In how many lines of the data does the word "Kurulunca" appear? Give the number by itself.
::::
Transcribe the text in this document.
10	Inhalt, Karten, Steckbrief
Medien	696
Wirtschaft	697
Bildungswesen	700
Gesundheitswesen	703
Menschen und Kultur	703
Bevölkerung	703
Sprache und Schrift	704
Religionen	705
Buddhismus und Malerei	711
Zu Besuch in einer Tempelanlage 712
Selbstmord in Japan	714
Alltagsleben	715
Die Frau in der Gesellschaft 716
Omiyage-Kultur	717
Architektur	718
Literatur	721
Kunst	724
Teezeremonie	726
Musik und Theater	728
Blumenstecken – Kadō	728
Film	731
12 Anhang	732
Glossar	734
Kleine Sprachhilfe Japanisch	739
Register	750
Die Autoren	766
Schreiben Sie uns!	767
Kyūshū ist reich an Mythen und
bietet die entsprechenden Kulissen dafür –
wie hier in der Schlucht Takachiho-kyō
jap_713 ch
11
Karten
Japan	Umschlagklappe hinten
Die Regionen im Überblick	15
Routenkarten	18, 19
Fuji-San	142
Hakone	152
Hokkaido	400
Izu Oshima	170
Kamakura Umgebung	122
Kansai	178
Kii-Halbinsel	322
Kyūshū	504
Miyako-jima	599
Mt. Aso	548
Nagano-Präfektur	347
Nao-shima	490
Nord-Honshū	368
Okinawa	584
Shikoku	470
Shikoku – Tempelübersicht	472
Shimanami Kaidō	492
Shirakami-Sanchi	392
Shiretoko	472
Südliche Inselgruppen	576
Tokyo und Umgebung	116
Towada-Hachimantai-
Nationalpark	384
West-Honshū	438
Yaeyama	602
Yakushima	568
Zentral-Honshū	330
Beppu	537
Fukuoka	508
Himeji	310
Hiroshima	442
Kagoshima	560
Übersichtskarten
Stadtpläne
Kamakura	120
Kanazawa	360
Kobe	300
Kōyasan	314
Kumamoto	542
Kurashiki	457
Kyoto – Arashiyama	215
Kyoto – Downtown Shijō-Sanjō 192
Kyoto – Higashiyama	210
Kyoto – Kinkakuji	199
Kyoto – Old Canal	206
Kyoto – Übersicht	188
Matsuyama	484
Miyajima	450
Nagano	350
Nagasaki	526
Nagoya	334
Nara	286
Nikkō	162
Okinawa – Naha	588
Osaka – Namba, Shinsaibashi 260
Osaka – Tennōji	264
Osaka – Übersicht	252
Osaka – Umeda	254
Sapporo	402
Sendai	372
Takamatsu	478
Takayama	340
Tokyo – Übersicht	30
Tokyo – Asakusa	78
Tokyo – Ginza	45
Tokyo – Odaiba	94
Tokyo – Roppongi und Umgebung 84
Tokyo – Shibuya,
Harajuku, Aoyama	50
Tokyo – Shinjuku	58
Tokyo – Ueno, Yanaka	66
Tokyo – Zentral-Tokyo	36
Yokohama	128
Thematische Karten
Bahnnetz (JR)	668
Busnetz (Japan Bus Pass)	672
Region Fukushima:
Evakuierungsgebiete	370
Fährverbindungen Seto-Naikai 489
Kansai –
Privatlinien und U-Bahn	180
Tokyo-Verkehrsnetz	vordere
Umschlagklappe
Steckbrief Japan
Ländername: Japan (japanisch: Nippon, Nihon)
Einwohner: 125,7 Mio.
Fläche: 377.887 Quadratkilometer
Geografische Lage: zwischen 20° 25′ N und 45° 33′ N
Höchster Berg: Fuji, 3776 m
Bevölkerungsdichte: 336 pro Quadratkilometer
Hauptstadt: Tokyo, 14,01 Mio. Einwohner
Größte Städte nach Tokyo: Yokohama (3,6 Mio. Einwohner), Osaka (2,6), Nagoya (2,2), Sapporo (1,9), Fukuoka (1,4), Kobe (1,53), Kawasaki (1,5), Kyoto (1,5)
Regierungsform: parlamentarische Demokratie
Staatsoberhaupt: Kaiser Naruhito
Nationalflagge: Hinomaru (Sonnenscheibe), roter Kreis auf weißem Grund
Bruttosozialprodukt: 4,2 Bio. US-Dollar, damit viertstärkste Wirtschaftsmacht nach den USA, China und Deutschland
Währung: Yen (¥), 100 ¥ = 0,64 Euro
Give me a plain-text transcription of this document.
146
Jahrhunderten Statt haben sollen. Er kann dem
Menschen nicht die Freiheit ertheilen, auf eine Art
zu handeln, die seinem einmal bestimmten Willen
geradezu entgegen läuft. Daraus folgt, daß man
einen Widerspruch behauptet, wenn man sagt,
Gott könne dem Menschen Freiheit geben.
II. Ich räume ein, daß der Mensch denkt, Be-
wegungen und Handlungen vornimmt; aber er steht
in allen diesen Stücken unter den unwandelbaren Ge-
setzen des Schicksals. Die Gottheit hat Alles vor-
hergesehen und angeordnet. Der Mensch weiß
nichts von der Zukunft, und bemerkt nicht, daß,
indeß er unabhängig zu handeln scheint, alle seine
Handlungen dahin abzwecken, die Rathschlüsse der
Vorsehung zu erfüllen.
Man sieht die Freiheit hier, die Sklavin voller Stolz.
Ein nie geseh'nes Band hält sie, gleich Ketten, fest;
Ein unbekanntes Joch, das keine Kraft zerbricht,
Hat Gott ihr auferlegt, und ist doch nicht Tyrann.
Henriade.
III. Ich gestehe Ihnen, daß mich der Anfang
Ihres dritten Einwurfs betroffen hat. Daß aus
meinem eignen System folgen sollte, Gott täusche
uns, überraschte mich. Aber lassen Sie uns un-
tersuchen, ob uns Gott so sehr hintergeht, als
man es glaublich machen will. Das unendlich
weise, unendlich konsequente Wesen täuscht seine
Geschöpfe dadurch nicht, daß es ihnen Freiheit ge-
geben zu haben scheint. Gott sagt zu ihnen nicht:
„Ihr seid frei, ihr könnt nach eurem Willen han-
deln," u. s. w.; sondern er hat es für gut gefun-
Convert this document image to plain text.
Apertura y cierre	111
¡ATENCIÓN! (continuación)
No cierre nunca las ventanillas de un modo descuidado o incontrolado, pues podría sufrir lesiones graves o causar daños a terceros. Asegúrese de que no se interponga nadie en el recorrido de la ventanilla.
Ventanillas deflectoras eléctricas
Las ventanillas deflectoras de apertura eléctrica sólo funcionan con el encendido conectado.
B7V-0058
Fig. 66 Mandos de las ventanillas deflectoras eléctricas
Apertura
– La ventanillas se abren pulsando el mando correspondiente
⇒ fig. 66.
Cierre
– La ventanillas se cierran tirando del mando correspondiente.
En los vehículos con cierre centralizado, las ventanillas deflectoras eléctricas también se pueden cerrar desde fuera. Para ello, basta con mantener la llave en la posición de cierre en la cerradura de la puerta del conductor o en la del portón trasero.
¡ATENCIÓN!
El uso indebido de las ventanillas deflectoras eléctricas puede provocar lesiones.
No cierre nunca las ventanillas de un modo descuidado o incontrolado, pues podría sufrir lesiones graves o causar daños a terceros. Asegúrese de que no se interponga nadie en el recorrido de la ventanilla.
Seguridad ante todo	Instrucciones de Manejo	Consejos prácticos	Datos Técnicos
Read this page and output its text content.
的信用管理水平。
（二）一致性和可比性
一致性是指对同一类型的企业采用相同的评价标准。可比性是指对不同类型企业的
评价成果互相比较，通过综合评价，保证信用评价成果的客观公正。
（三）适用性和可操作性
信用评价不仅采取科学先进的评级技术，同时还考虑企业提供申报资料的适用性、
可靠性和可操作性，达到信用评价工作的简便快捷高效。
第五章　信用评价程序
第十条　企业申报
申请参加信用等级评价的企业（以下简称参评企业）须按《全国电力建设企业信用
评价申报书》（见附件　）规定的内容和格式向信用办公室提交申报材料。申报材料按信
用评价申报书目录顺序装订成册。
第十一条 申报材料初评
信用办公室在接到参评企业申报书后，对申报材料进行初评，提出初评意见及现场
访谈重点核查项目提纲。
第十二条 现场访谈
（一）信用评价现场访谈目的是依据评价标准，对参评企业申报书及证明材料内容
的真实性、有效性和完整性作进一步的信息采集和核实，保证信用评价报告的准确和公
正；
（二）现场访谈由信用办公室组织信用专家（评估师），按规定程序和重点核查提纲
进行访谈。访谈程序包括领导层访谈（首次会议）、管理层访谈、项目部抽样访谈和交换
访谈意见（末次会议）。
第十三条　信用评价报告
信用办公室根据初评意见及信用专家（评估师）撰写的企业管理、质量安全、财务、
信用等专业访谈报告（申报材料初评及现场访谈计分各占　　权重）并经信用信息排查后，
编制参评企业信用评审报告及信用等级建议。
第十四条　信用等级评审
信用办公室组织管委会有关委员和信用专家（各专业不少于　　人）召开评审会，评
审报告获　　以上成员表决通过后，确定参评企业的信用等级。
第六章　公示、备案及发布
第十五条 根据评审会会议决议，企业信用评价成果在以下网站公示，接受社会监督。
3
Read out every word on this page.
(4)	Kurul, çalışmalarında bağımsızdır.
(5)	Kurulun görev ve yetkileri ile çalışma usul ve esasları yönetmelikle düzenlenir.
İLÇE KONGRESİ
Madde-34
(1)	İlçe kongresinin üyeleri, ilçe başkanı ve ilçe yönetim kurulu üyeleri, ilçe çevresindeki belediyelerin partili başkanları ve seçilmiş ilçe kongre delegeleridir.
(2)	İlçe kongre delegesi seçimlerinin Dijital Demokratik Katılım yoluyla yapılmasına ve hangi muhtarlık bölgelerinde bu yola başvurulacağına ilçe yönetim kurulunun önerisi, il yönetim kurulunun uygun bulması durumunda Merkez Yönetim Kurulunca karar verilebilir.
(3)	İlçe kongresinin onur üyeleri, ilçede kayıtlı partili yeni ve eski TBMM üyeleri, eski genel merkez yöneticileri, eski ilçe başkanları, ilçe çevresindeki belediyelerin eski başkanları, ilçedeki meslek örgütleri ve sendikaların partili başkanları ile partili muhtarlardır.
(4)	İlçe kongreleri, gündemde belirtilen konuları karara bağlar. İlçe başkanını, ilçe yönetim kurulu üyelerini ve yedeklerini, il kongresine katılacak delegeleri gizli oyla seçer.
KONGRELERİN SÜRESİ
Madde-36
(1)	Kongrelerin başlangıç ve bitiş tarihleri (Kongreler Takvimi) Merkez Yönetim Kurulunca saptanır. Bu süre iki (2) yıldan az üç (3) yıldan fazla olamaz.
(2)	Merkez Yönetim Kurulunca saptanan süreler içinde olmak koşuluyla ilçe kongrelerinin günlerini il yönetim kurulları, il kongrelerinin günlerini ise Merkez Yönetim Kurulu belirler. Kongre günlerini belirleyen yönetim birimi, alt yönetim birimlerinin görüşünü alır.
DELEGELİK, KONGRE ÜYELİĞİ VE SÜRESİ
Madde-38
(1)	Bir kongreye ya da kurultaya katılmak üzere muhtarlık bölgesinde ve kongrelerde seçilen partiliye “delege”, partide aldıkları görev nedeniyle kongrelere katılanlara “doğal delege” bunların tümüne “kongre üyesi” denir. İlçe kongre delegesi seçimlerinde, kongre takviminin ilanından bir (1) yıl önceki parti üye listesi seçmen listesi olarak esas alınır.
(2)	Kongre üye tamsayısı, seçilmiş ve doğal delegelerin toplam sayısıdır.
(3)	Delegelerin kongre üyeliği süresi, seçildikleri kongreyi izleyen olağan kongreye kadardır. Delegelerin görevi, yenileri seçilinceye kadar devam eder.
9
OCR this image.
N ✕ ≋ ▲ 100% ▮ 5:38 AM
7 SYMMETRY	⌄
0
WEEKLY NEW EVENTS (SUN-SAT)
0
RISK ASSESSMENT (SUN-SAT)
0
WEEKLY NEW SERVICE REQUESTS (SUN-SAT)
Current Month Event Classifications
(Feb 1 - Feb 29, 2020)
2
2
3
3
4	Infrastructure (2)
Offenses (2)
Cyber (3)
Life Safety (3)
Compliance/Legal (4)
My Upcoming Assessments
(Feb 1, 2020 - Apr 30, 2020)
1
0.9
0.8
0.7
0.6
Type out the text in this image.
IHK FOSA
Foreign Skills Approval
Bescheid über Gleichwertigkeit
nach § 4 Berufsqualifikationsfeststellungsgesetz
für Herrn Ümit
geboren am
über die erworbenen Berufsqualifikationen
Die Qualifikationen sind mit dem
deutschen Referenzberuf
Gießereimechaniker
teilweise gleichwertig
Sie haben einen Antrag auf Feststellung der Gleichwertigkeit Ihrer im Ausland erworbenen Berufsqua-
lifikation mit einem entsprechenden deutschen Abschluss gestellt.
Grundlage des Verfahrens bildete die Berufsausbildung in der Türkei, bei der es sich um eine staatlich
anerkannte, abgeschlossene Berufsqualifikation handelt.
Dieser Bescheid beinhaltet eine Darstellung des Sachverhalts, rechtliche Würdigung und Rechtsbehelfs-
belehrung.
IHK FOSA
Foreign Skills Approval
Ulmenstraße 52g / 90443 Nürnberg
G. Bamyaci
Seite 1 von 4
::::
Solution: 3